* [Problem description] Type out the records that follow, exactly as given.

* [Information supplied]
* * *
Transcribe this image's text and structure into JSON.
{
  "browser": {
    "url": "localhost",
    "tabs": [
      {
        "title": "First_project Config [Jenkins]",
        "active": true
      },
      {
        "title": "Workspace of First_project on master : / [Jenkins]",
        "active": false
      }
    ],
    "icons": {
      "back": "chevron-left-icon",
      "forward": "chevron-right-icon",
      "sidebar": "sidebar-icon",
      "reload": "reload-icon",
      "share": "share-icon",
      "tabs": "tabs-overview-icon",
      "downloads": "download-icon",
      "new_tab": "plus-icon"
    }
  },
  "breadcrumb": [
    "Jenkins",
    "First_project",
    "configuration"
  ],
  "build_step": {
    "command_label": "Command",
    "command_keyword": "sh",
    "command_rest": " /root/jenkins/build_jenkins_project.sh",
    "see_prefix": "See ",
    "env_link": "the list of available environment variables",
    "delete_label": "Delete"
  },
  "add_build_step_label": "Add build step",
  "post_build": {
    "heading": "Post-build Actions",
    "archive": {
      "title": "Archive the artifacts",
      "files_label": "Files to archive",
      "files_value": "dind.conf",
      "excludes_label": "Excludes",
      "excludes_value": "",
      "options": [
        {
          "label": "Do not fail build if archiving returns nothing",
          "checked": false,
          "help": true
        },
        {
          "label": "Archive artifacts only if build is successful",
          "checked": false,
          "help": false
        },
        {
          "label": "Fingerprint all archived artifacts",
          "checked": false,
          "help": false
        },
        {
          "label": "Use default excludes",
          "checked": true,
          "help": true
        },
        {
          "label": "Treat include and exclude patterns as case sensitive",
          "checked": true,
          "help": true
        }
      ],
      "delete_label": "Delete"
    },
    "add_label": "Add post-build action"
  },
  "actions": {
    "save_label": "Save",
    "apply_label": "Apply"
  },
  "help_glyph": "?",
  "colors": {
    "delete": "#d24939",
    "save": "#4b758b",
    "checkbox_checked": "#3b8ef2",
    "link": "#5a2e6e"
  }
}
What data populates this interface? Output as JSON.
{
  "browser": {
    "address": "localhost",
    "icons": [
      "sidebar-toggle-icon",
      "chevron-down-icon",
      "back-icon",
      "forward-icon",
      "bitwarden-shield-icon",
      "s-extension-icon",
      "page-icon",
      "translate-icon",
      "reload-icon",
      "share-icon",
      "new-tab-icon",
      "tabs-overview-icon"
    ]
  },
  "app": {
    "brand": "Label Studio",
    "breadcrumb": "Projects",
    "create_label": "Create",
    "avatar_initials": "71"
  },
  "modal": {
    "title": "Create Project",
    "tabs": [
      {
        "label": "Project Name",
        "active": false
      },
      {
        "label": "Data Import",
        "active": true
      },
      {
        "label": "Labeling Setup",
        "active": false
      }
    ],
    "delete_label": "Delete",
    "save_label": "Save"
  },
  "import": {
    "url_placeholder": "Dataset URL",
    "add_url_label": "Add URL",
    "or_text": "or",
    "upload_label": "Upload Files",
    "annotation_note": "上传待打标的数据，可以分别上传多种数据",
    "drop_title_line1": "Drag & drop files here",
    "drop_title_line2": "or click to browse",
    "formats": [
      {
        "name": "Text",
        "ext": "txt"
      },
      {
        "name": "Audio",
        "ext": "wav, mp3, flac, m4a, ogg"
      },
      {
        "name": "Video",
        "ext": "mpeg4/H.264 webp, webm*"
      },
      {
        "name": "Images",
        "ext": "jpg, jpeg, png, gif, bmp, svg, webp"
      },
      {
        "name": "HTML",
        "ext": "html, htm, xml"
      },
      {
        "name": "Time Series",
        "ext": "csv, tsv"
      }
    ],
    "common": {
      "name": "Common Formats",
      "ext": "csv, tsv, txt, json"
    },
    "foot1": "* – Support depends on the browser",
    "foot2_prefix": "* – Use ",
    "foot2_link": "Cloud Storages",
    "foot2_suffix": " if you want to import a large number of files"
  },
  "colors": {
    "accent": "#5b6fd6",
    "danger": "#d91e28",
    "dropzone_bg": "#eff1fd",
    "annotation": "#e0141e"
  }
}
* * *
* [Full output]
Transcribe this image's text and structure into JSON.
{
  "browser": {
    "url": "localhost",
    "tabs": [
      {
        "title": "First_project Config [Jenkins]",
        "active": true
      },
      {
        "title": "Workspace of First_project on master : / [Jenkins]",
        "active": false
      }
    ],
    "icons": {
      "back": "chevron-left-icon",
      "forward": "chevron-right-icon",
      "sidebar": "sidebar-icon",
      "reload": "reload-icon",
      "share": "share-icon",
      "tabs": "tabs-overview-icon",
      "downloads": "download-icon",
      "new_tab": "plus-icon"
    }
  },
  "breadcrumb": [
    "Jenkins",
    "First_project",
    "configuration"
  ],
  "build_step": {
    "command_label": "Command",
    "command_keyword": "sh",
    "command_rest": " /root/jenkins/build_jenkins_project.sh",
    "see_prefix": "See ",
    "env_link": "the list of available environment variables",
    "delete_label": "Delete"
  },
  "add_build_step_label": "Add build step",
  "post_build": {
    "heading": "Post-build Actions",
    "archive": {
      "title": "Archive the artifacts",
      "files_label": "Files to archive",
      "files_value": "dind.conf",
      "excludes_label": "Excludes",
      "excludes_value": "",
      "options": [
        {
          "label": "Do not fail build if archiving returns nothing",
          "checked": false,
          "help": true
        },
        {
          "label": "Archive artifacts only if build is successful",
          "checked": false,
          "help": false
        },
        {
          "label": "Fingerprint all archived artifacts",
          "checked": false,
          "help": false
        },
        {
          "label": "Use default excludes",
          "checked": true,
          "help": true
        },
        {
          "label": "Treat include and exclude patterns as case sensitive",
          "checked": true,
          "help": true
        }
      ],
      "delete_label": "Delete"
    },
    "add_label": "Add post-build action"
  },
  "actions": {
    "save_label": "Save",
    "apply_label": "Apply"
  },
  "help_glyph": "?",
  "colors": {
    "delete": "#d24939",
    "save": "#4b758b",
    "checkbox_checked": "#3b8ef2",
    "link": "#5a2e6e"
  }
}
What data populates this interface? Output as JSON.
{
  "browser": {
    "address": "localhost",
    "icons": [
      "sidebar-toggle-icon",
      "chevron-down-icon",
      "back-icon",
      "forward-icon",
      "bitwarden-shield-icon",
      "s-extension-icon",
      "page-icon",
      "translate-icon",
      "reload-icon",
      "share-icon",
      "new-tab-icon",
      "tabs-overview-icon"
    ]
  },
  "app": {
    "brand": "Label Studio",
    "breadcrumb": "Projects",
    "create_label": "Create",
    "avatar_initials": "71"
  },
  "modal": {
    "title": "Create Project",
    "tabs": [
      {
        "label": "Project Name",
        "active": false
      },
      {
        "label": "Data Import",
        "active": true
      },
      {
        "label": "Labeling Setup",
        "active": false
      }
    ],
    "delete_label": "Delete",
    "save_label": "Save"
  },
  "import": {
    "url_placeholder": "Dataset URL",
    "add_url_label": "Add URL",
    "or_text": "or",
    "upload_label": "Upload Files",
    "annotation_note": "上传待打标的数据，可以分别上传多种数据",
    "drop_title_line1": "Drag & drop files here",
    "drop_title_line2": "or click to browse",
    "formats": [
      {
        "name": "Text",
        "ext": "txt"
      },
      {
        "name": "Audio",
        "ext": "wav, mp3, flac, m4a, ogg"
      },
      {
        "name": "Video",
        "ext": "mpeg4/H.264 webp, webm*"
      },
      {
        "name": "Images",
        "ext": "jpg, jpeg, png, gif, bmp, svg, webp"
      },
      {
        "name": "HTML",
        "ext": "html, htm, xml"
      },
      {
        "name": "Time Series",
        "ext": "csv, tsv"
      }
    ],
    "common": {
      "name": "Common Formats",
      "ext": "csv, tsv, txt, json"
    },
    "foot1": "* – Support depends on the browser",
    "foot2_prefix": "* – Use ",
    "foot2_link": "Cloud Storages",
    "foot2_suffix": " if you want to import a large number of files"
  },
  "colors": {
    "accent": "#5b6fd6",
    "danger": "#d91e28",
    "dropzone_bg": "#eff1fd",
    "annotation": "#e0141e"
  }
}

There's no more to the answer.